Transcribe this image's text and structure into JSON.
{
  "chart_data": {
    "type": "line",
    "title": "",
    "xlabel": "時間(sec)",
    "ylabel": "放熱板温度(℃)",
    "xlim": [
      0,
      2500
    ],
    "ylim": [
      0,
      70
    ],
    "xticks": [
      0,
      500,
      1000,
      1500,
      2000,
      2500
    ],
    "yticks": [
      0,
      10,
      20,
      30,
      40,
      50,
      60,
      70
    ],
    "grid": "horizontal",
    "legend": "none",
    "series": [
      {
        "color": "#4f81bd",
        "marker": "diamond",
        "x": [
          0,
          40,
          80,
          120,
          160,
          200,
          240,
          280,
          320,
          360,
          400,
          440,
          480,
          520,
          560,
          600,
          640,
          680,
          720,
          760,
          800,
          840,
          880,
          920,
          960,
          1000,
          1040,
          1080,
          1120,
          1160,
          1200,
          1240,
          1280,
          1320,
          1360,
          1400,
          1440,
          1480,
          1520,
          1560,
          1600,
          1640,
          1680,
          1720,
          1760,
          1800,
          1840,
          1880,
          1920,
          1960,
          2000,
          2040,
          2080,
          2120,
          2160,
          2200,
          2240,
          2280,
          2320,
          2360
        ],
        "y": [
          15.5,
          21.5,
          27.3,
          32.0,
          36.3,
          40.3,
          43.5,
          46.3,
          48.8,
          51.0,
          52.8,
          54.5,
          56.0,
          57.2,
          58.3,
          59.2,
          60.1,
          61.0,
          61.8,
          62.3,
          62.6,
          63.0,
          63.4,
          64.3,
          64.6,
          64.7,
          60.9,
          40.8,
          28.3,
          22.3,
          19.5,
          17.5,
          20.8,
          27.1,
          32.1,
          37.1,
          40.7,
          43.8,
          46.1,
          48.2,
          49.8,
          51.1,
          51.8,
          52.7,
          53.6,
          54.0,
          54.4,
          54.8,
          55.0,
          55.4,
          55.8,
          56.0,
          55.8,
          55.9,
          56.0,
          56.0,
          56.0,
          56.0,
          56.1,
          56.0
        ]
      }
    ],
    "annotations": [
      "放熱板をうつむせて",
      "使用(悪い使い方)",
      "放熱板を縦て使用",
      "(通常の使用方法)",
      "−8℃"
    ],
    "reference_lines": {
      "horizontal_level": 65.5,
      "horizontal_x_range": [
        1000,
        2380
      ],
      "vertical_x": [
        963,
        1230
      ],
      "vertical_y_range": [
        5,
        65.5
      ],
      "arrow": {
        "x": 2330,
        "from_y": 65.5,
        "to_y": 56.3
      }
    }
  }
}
++++++++
◆ **Instruction**
Copy out the full material exactly as it appears.

◆ **Solution**
Transcribe this image's text and structure into JSON.
{
  "chart_data": {
    "type": "line",
    "title": "",
    "xlabel": "時間(sec)",
    "ylabel": "放熱板温度(℃)",
    "xlim": [
      0,
      2500
    ],
    "ylim": [
      0,
      70
    ],
    "xticks": [
      0,
      500,
      1000,
      1500,
      2000,
      2500
    ],
    "yticks": [
      0,
      10,
      20,
      30,
      40,
      50,
      60,
      70
    ],
    "grid": "horizontal",
    "legend": "none",
    "series": [
      {
        "color": "#4f81bd",
        "marker": "diamond",
        "x": [
          0,
          40,
          80,
          120,
          160,
          200,
          240,
          280,
          320,
          360,
          400,
          440,
          480,
          520,
          560,
          600,
          640,
          680,
          720,
          760,
          800,
          840,
          880,
          920,
          960,
          1000,
          1040,
          1080,
          1120,
          1160,
          1200,
          1240,
          1280,
          1320,
          1360,
          1400,
          1440,
          1480,
          1520,
          1560,
          1600,
          1640,
          1680,
          1720,
          1760,
          1800,
          1840,
          1880,
          1920,
          1960,
          2000,
          2040,
          2080,
          2120,
          2160,
          2200,
          2240,
          2280,
          2320,
          2360
        ],
        "y": [
          15.5,
          21.5,
          27.3,
          32.0,
          36.3,
          40.3,
          43.5,
          46.3,
          48.8,
          51.0,
          52.8,
          54.5,
          56.0,
          57.2,
          58.3,
          59.2,
          60.1,
          61.0,
          61.8,
          62.3,
          62.6,
          63.0,
          63.4,
          64.3,
          64.6,
          64.7,
          60.9,
          40.8,
          28.3,
          22.3,
          19.5,
          17.5,
          20.8,
          27.1,
          32.1,
          37.1,
          40.7,
          43.8,
          46.1,
          48.2,
          49.8,
          51.1,
          51.8,
          52.7,
          53.6,
          54.0,
          54.4,
          54.8,
          55.0,
          55.4,
          55.8,
          56.0,
          55.8,
          55.9,
          56.0,
          56.0,
          56.0,
          56.0,
          56.1,
          56.0
        ]
      }
    ],
    "annotations": [
      "放熱板をうつむせて",
      "使用(悪い使い方)",
      "放熱板を縦て使用",
      "(通常の使用方法)",
      "−8℃"
    ],
    "reference_lines": {
      "horizontal_level": 65.5,
      "horizontal_x_range": [
        1000,
        2380
      ],
      "vertical_x": [
        963,
        1230
      ],
      "vertical_y_range": [
        5,
        65.5
      ],
      "arrow": {
        "x": 2330,
        "from_y": 65.5,
        "to_y": 56.3
      }
    }
  }
}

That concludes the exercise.